───── Records ─────

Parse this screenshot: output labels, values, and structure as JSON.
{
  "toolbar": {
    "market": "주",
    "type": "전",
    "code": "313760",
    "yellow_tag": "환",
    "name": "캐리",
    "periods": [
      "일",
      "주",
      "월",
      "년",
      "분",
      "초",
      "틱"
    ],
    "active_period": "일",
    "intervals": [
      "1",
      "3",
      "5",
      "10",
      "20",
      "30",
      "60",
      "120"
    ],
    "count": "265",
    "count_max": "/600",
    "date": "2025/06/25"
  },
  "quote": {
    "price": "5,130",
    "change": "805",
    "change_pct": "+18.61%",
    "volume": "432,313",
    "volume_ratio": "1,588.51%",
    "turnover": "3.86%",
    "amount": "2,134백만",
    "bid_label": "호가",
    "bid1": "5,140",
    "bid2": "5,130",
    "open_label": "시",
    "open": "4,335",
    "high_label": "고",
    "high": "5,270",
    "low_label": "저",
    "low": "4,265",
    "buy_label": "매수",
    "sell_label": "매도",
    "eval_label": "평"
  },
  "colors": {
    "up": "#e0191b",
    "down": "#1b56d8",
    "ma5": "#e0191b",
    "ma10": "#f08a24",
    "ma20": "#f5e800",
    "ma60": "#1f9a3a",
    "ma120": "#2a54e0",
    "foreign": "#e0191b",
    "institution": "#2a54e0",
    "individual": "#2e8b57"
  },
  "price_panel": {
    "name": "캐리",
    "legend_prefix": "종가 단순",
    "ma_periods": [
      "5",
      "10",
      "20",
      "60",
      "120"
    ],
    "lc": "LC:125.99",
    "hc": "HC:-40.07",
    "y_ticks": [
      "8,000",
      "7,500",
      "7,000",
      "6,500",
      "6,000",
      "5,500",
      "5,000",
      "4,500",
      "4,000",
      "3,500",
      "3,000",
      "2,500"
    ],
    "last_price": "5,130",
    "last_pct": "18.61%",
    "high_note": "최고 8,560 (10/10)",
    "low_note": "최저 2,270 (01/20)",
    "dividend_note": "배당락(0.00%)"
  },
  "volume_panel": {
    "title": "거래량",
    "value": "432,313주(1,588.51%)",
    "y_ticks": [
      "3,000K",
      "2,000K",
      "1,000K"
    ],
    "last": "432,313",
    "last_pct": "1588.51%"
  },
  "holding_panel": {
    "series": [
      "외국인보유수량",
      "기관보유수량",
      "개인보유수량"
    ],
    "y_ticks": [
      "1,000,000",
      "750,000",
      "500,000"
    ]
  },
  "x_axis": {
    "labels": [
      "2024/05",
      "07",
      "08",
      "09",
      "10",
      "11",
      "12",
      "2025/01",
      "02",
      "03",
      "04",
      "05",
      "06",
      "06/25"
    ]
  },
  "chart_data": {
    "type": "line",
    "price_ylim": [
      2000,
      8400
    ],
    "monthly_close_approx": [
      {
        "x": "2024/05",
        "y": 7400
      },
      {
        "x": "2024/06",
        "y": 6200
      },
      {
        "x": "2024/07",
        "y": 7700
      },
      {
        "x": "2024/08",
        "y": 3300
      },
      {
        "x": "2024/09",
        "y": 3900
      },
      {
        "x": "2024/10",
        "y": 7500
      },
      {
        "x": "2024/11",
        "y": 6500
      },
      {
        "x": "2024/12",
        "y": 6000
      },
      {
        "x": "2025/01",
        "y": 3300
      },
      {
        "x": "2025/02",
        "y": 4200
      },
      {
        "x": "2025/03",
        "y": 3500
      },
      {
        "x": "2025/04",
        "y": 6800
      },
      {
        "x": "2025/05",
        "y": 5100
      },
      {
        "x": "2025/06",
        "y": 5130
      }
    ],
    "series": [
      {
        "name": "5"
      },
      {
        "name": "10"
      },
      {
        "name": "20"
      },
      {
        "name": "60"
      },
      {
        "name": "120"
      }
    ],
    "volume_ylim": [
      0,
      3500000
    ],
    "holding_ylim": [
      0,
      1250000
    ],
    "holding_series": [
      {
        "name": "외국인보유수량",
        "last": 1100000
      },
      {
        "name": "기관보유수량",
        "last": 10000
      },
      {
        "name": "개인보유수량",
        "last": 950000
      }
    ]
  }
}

─────

Exercise instructions:
Return all of the entries exactly as they were supplied.

Final result:
Parse this screenshot: output labels, values, and structure as JSON.
{
  "toolbar": {
    "market": "주",
    "type": "전",
    "code": "313760",
    "yellow_tag": "환",
    "name": "캐리",
    "periods": [
      "일",
      "주",
      "월",
      "년",
      "분",
      "초",
      "틱"
    ],
    "active_period": "일",
    "intervals": [
      "1",
      "3",
      "5",
      "10",
      "20",
      "30",
      "60",
      "120"
    ],
    "count": "265",
    "count_max": "/600",
    "date": "2025/06/25"
  },
  "quote": {
    "price": "5,130",
    "change": "805",
    "change_pct": "+18.61%",
    "volume": "432,313",
    "volume_ratio": "1,588.51%",
    "turnover": "3.86%",
    "amount": "2,134백만",
    "bid_label": "호가",
    "bid1": "5,140",
    "bid2": "5,130",
    "open_label": "시",
    "open": "4,335",
    "high_label": "고",
    "high": "5,270",
    "low_label": "저",
    "low": "4,265",
    "buy_label": "매수",
    "sell_label": "매도",
    "eval_label": "평"
  },
  "colors": {
    "up": "#e0191b",
    "down": "#1b56d8",
    "ma5": "#e0191b",
    "ma10": "#f08a24",
    "ma20": "#f5e800",
    "ma60": "#1f9a3a",
    "ma120": "#2a54e0",
    "foreign": "#e0191b",
    "institution": "#2a54e0",
    "individual": "#2e8b57"
  },
  "price_panel": {
    "name": "캐리",
    "legend_prefix": "종가 단순",
    "ma_periods": [
      "5",
      "10",
      "20",
      "60",
      "120"
    ],
    "lc": "LC:125.99",
    "hc": "HC:-40.07",
    "y_ticks": [
      "8,000",
      "7,500",
      "7,000",
      "6,500",
      "6,000",
      "5,500",
      "5,000",
      "4,500",
      "4,000",
      "3,500",
      "3,000",
      "2,500"
    ],
    "last_price": "5,130",
    "last_pct": "18.61%",
    "high_note": "최고 8,560 (10/10)",
    "low_note": "최저 2,270 (01/20)",
    "dividend_note": "배당락(0.00%)"
  },
  "volume_panel": {
    "title": "거래량",
    "value": "432,313주(1,588.51%)",
    "y_ticks": [
      "3,000K",
      "2,000K",
      "1,000K"
    ],
    "last": "432,313",
    "last_pct": "1588.51%"
  },
  "holding_panel": {
    "series": [
      "외국인보유수량",
      "기관보유수량",
      "개인보유수량"
    ],
    "y_ticks": [
      "1,000,000",
      "750,000",
      "500,000"
    ]
  },
  "x_axis": {
    "labels": [
      "2024/05",
      "07",
      "08",
      "09",
      "10",
      "11",
      "12",
      "2025/01",
      "02",
      "03",
      "04",
      "05",
      "06",
      "06/25"
    ]
  },
  "chart_data": {
    "type": "line",
    "price_ylim": [
      2000,
      8400
    ],
    "monthly_close_approx": [
      {
        "x": "2024/05",
        "y": 7400
      },
      {
        "x": "2024/06",
        "y": 6200
      },
      {
        "x": "2024/07",
        "y": 7700
      },
      {
        "x": "2024/08",
        "y": 3300
      },
      {
        "x": "2024/09",
        "y": 3900
      },
      {
        "x": "2024/10",
        "y": 7500
      },
      {
        "x": "2024/11",
        "y": 6500
      },
      {
        "x": "2024/12",
        "y": 6000
      },
      {
        "x": "2025/01",
        "y": 3300
      },
      {
        "x": "2025/02",
        "y": 4200
      },
      {
        "x": "2025/03",
        "y": 3500
      },
      {
        "x": "2025/04",
        "y": 6800
      },
      {
        "x": "2025/05",
        "y": 5100
      },
      {
        "x": "2025/06",
        "y": 5130
      }
    ],
    "series": [
      {
        "name": "5"
      },
      {
        "name": "10"
      },
      {
        "name": "20"
      },
      {
        "name": "60"
      },
      {
        "name": "120"
      }
    ],
    "volume_ylim": [
      0,
      3500000
    ],
    "holding_ylim": [
      0,
      1250000
    ],
    "holding_series": [
      {
        "name": "외국인보유수량",
        "last": 1100000
      },
      {
        "name": "기관보유수량",
        "last": 10000
      },
      {
        "name": "개인보유수량",
        "last": 950000
      }
    ]
  }
}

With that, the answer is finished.